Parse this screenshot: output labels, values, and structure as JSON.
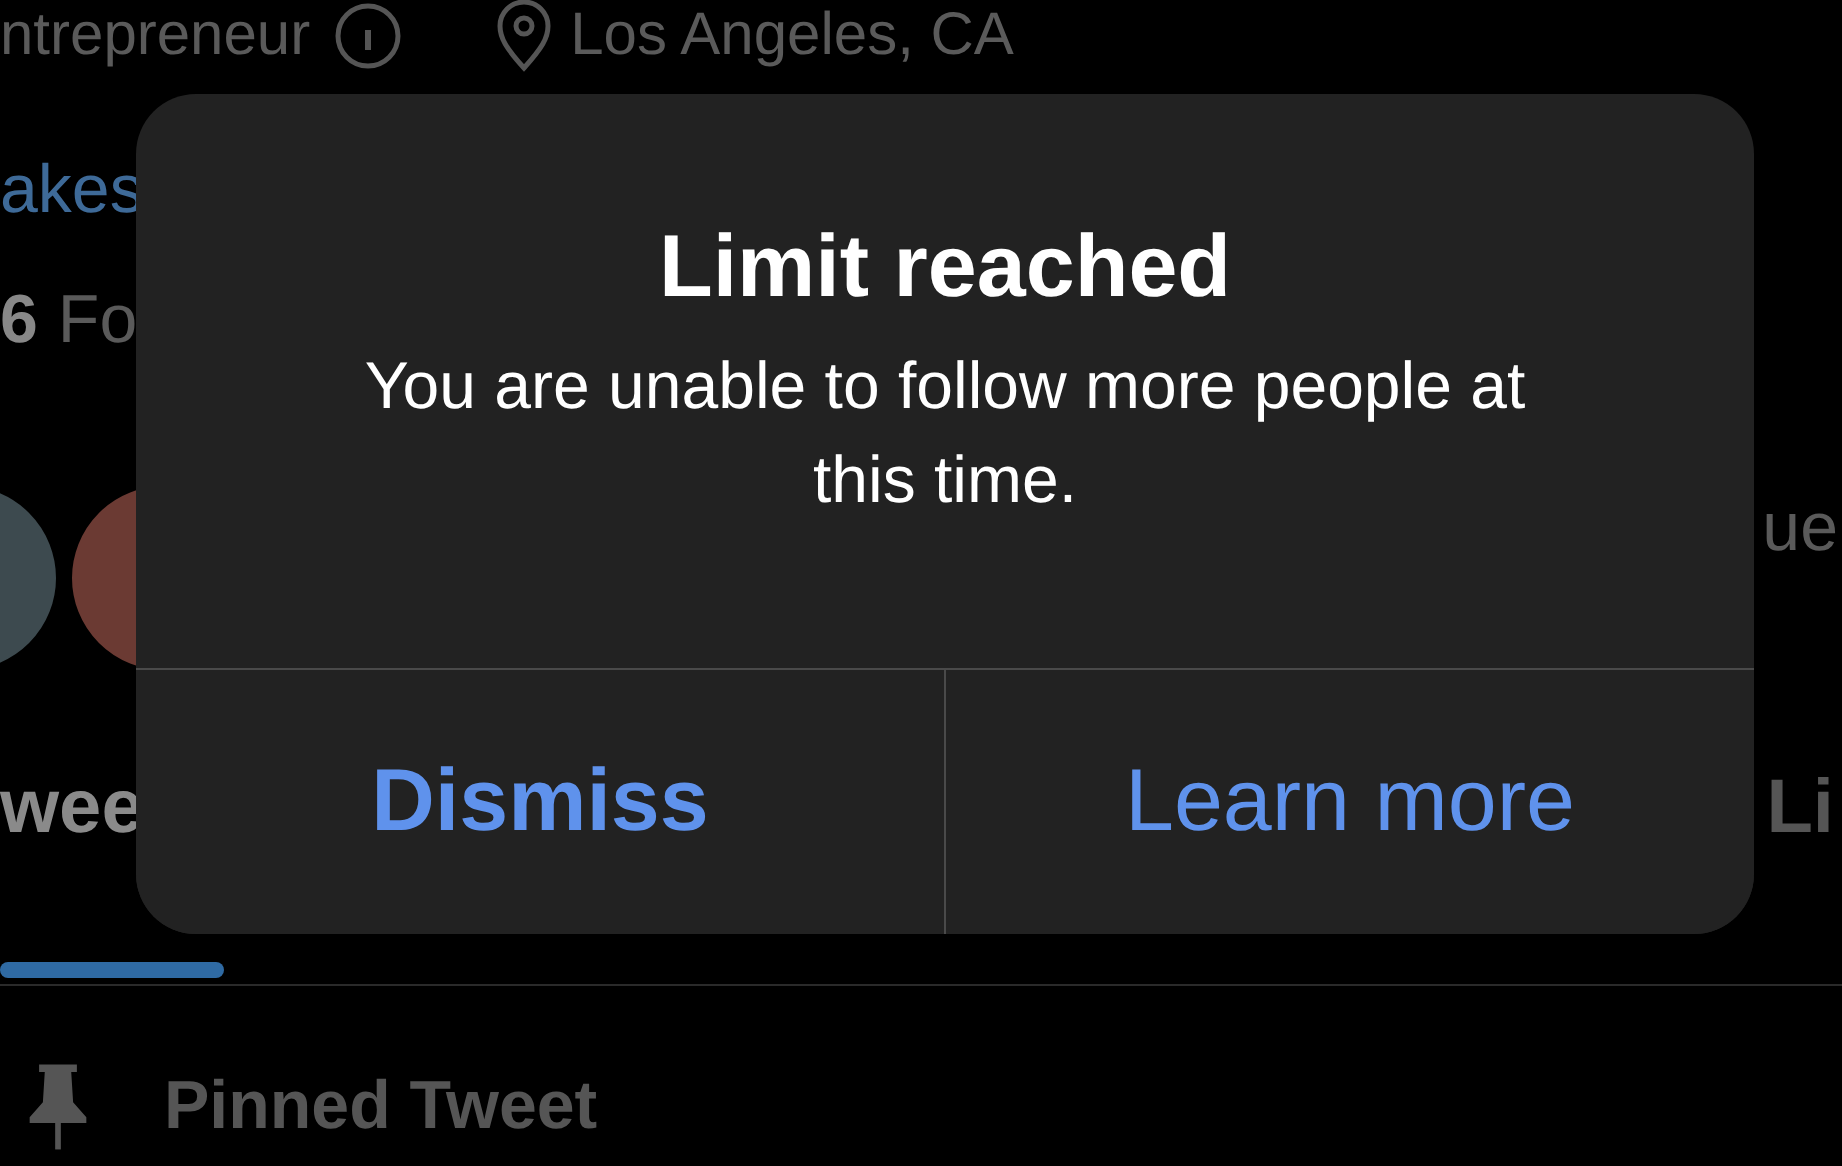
{
  "profile": {
    "occupation": "ntrepreneur",
    "location": "Los Angeles, CA",
    "website": "akes",
    "following_count": "6",
    "following_label": "Fo",
    "side_text": "ue"
  },
  "tabs": [
    {
      "label": "wee",
      "selected": true
    },
    {
      "label": "Li",
      "selected": false
    }
  ],
  "pinned": {
    "label": "Pinned Tweet"
  },
  "dialog": {
    "title": "Limit reached",
    "message": "You are unable to follow more people at this time.",
    "buttons": [
      {
        "label": "Dismiss",
        "bold": true
      },
      {
        "label": "Learn more",
        "bold": false
      }
    ]
  }
}
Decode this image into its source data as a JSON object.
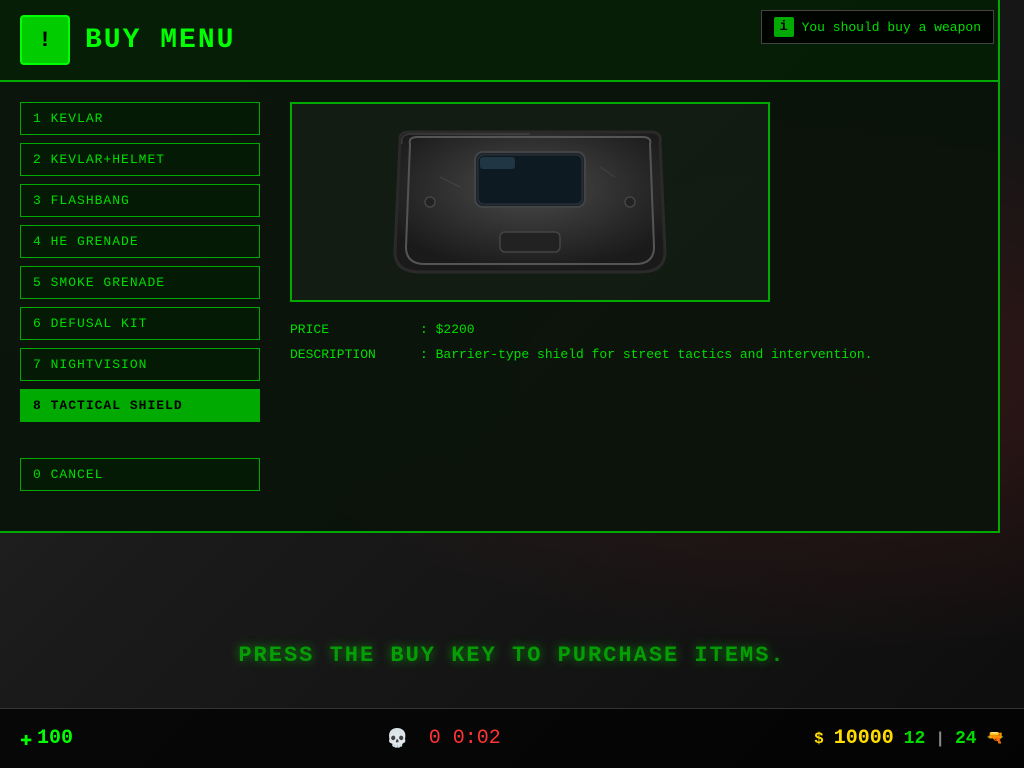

What to produce: Pictures stay out; reproduce every line of the records exactly.

Correct output:
Parse this screenshot: output labels, values, and structure as JSON.
{
  "profile": {
    "occupation": "ntrepreneur",
    "location": "Los Angeles, CA",
    "website": "akes",
    "following_count": "6",
    "following_label": "Fo",
    "side_text": "ue"
  },
  "tabs": [
    {
      "label": "wee",
      "selected": true
    },
    {
      "label": "Li",
      "selected": false
    }
  ],
  "pinned": {
    "label": "Pinned Tweet"
  },
  "dialog": {
    "title": "Limit reached",
    "message": "You are unable to follow more people at this time.",
    "buttons": [
      {
        "label": "Dismiss",
        "bold": true
      },
      {
        "label": "Learn more",
        "bold": false
      }
    ]
  }
}
Decode this image into its source data as a JSON object.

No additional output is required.